Gather all lines in the entries below that include the word "text".
* START Dataset excerpts *
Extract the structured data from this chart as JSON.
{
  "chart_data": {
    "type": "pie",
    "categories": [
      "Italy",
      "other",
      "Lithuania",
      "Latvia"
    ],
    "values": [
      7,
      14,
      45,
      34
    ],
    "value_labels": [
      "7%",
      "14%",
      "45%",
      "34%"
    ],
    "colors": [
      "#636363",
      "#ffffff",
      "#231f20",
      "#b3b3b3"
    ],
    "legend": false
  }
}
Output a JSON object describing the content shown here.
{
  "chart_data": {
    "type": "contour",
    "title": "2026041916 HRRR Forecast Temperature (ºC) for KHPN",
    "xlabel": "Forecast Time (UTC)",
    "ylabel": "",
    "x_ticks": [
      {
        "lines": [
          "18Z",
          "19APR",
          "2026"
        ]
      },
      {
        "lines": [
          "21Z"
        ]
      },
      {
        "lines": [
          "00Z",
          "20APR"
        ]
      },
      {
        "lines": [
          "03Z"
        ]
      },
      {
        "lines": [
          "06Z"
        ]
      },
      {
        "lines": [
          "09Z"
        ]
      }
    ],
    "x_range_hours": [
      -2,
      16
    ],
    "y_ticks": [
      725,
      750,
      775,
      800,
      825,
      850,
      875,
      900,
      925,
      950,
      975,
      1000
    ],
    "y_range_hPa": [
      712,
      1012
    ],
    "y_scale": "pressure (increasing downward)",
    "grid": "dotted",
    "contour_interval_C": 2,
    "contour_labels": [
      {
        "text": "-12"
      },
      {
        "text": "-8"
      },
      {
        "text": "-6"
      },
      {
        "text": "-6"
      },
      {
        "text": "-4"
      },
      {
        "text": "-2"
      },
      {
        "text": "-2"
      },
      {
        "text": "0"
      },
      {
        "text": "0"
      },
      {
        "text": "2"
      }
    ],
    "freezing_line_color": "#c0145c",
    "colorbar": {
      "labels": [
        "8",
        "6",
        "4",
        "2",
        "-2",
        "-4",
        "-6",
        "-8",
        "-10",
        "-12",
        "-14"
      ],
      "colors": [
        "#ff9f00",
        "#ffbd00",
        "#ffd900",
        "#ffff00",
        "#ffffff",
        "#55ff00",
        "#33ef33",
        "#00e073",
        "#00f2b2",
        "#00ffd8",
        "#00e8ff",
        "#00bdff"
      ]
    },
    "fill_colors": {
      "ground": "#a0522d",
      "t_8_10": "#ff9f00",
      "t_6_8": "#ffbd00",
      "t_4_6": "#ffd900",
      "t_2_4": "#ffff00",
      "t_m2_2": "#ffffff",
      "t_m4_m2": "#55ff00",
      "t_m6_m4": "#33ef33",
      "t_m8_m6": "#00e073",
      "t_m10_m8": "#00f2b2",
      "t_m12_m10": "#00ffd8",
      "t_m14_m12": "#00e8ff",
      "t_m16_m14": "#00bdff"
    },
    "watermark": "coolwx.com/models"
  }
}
* END Dataset excerpts *
> **Answer to the problem**:
        "text": "-12"
        "text": "-8"
        "text": "-6"
        "text": "-6"
        "text": "-4"
        "text": "-2"
        "text": "-2"
        "text": "0"
        "text": "0"
        "text": "2"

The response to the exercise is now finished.